### WHAT IS NEEDED
Locate the string "screenshot" throughout the material and copy every line in which it occurs.

◇ ◇ ◇ ◇ ◇ ◇ ◇

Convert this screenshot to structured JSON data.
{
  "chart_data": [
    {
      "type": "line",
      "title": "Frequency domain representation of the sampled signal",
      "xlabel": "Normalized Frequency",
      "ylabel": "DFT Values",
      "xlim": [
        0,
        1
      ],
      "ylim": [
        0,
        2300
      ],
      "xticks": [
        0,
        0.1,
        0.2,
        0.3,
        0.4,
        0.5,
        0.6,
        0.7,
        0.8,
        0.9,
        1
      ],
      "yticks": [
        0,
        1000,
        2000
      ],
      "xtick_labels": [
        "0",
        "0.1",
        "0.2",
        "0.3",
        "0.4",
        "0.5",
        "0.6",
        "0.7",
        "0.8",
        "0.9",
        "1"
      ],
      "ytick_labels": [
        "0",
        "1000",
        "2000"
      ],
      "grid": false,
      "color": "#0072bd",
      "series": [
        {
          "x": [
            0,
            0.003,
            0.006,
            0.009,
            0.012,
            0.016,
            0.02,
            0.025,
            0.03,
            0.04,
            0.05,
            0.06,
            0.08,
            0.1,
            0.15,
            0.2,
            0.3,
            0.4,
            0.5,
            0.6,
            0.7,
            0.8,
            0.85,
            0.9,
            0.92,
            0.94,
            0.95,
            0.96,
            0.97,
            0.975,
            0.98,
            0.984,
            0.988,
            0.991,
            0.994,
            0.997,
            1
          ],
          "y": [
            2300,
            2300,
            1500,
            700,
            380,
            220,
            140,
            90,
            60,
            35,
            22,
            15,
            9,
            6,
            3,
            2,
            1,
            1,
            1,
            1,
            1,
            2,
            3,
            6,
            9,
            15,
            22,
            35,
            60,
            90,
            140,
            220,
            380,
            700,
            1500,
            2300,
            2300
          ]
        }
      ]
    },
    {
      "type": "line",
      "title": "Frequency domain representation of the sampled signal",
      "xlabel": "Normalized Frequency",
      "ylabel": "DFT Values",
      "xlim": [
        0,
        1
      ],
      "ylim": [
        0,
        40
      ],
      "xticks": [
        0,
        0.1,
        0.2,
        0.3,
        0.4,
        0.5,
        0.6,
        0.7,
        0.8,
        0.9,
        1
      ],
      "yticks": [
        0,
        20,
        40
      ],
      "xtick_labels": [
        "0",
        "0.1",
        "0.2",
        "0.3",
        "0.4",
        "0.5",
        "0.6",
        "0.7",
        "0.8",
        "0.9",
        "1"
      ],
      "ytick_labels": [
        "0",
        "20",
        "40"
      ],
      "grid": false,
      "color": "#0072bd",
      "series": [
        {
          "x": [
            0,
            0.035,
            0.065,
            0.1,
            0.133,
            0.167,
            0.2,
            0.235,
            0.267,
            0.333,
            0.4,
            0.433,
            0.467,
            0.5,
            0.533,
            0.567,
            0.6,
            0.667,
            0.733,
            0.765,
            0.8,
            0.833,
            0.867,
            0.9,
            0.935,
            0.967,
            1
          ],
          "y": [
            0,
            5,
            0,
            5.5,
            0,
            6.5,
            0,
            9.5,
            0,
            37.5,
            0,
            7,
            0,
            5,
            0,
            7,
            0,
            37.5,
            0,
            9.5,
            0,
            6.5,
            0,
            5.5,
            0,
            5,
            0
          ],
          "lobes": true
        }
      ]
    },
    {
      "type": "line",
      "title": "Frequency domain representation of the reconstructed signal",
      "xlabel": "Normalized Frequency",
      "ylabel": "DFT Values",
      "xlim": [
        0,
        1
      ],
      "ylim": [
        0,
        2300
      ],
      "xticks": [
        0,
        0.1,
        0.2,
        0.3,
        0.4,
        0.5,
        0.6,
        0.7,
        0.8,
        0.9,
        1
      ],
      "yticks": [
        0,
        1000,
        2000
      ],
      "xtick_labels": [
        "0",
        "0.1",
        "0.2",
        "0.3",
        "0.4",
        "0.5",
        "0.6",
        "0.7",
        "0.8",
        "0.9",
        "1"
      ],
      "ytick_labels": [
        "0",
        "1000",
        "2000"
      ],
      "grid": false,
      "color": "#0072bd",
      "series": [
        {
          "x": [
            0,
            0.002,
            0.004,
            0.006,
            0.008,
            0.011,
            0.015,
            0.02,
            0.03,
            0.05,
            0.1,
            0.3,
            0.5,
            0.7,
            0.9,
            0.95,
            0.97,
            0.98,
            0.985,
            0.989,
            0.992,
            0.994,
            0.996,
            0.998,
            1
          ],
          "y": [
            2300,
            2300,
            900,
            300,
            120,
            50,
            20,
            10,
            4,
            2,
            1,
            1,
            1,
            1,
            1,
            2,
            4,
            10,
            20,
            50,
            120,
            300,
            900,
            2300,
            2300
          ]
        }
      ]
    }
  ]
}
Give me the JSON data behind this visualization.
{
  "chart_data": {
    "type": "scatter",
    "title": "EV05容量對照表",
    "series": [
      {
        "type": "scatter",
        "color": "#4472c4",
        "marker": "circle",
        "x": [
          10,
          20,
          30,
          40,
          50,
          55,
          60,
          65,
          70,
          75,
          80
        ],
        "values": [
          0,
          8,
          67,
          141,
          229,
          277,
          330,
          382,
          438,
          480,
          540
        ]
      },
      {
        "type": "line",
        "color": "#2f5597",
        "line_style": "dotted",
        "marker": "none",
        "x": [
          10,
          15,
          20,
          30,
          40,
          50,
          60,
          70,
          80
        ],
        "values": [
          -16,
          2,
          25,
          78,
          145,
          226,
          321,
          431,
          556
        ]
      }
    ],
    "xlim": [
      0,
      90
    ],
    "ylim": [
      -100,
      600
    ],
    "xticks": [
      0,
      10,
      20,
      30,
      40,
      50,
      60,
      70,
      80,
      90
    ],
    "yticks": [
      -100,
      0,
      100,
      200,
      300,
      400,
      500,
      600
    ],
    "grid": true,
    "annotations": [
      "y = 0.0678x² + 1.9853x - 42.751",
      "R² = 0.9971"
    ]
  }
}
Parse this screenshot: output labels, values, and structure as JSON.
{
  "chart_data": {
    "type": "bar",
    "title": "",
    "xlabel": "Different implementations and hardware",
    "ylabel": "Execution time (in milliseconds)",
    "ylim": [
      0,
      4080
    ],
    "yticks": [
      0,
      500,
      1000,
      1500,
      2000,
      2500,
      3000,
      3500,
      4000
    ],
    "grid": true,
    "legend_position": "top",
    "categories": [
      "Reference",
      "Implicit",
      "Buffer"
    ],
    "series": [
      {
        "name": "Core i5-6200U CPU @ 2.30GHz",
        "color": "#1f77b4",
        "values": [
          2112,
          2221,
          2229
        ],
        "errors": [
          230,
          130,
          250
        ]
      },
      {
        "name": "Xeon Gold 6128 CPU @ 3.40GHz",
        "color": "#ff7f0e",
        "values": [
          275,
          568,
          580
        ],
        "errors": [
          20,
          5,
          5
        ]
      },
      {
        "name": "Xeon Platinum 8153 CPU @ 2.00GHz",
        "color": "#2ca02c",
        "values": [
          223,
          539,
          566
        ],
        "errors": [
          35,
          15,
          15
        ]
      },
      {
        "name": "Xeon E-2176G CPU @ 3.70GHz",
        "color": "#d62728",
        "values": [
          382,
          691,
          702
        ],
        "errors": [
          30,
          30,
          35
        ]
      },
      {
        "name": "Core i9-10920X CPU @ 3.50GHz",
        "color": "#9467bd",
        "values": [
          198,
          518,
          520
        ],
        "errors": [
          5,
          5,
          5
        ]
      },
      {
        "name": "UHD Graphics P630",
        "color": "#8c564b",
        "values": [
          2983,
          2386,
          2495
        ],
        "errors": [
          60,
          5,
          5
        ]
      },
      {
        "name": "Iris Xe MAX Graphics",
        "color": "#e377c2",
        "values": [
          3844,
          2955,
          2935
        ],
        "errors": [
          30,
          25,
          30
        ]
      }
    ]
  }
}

◇ ◇ ◇ ◇ ◇ ◇ ◇

### RESULT OF THIS EXERCISE
Convert this screenshot to structured JSON data.
Parse this screenshot: output labels, values, and structure as JSON.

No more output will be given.